GIVEN TASK: Pull every line containing "expenditures" out of the material below.

-- start --

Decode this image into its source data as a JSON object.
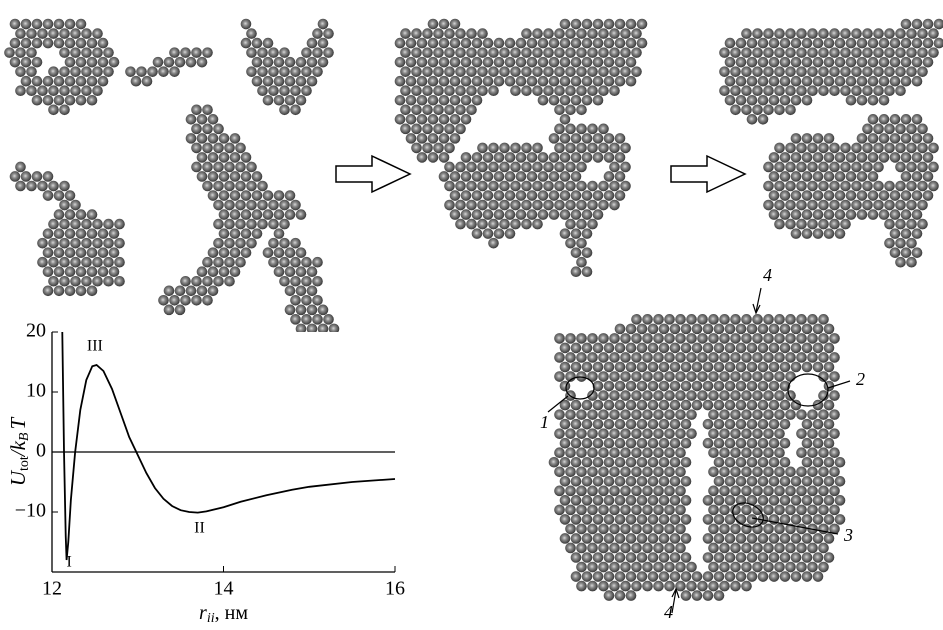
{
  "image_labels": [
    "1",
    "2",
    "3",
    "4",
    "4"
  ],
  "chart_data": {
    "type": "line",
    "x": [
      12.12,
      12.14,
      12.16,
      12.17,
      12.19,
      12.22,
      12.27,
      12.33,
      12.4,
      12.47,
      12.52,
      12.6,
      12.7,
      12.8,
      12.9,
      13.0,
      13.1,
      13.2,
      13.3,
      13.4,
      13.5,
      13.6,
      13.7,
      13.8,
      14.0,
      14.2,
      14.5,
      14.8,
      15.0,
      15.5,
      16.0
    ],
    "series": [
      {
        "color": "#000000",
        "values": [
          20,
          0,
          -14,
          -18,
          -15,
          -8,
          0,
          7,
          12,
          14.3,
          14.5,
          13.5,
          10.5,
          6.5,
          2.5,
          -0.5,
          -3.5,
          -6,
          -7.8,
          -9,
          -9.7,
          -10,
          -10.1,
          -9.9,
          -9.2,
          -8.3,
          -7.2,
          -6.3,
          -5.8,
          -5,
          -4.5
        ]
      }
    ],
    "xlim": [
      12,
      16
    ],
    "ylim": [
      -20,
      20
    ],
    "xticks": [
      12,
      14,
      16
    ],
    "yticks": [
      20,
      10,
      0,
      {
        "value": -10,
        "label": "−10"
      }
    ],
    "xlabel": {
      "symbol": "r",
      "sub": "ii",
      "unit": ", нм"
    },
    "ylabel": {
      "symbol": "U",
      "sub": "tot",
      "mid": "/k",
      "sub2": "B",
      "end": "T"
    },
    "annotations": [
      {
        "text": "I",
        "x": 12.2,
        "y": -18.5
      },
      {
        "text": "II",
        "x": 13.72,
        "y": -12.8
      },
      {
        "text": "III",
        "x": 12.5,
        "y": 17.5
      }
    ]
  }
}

-- end --
-- start --

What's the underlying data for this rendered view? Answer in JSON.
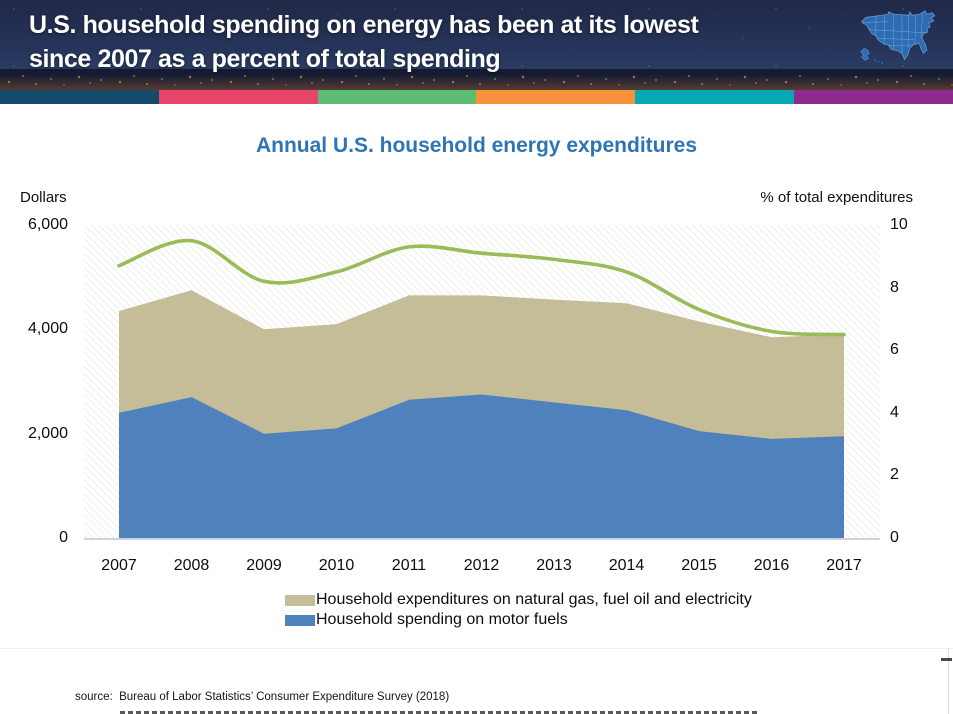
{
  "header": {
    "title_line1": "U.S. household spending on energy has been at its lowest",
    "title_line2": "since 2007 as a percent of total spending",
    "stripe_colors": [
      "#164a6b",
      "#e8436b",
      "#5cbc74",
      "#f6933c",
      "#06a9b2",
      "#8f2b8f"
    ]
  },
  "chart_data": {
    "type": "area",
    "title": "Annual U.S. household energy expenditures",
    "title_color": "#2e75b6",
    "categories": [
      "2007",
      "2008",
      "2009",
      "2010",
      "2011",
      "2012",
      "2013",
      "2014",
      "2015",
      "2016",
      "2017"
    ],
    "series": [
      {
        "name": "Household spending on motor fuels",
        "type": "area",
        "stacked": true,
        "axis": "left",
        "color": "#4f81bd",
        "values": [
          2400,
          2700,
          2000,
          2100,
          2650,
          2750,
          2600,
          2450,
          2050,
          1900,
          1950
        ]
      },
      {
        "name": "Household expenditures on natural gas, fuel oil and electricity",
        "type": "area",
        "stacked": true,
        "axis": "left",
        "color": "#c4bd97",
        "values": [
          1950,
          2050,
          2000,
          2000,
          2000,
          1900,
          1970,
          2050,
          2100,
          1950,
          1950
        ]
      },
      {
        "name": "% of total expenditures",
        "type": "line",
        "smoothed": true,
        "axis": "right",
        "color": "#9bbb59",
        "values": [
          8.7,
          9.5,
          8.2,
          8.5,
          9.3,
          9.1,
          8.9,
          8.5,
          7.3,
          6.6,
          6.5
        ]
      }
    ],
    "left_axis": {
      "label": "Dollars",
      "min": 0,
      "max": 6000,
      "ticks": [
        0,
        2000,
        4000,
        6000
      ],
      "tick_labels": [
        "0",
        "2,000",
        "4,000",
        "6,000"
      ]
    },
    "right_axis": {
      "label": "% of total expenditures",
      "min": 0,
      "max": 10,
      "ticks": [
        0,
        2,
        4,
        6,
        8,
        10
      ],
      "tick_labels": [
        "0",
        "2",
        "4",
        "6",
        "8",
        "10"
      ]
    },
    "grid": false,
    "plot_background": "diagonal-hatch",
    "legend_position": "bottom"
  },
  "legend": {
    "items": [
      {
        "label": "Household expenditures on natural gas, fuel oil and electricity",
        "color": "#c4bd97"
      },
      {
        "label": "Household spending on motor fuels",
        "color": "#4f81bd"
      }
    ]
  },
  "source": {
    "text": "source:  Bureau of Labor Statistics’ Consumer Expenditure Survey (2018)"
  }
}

-- end --

SOLUTION TO THIS EXERCISE:
    "title": "Annual U.S. household energy expenditures",
        "name": "Household expenditures on natural gas, fuel oil and electricity",
        "name": "% of total expenditures",
      "label": "% of total expenditures",
        "label": "Household expenditures on natural gas, fuel oil and electricity",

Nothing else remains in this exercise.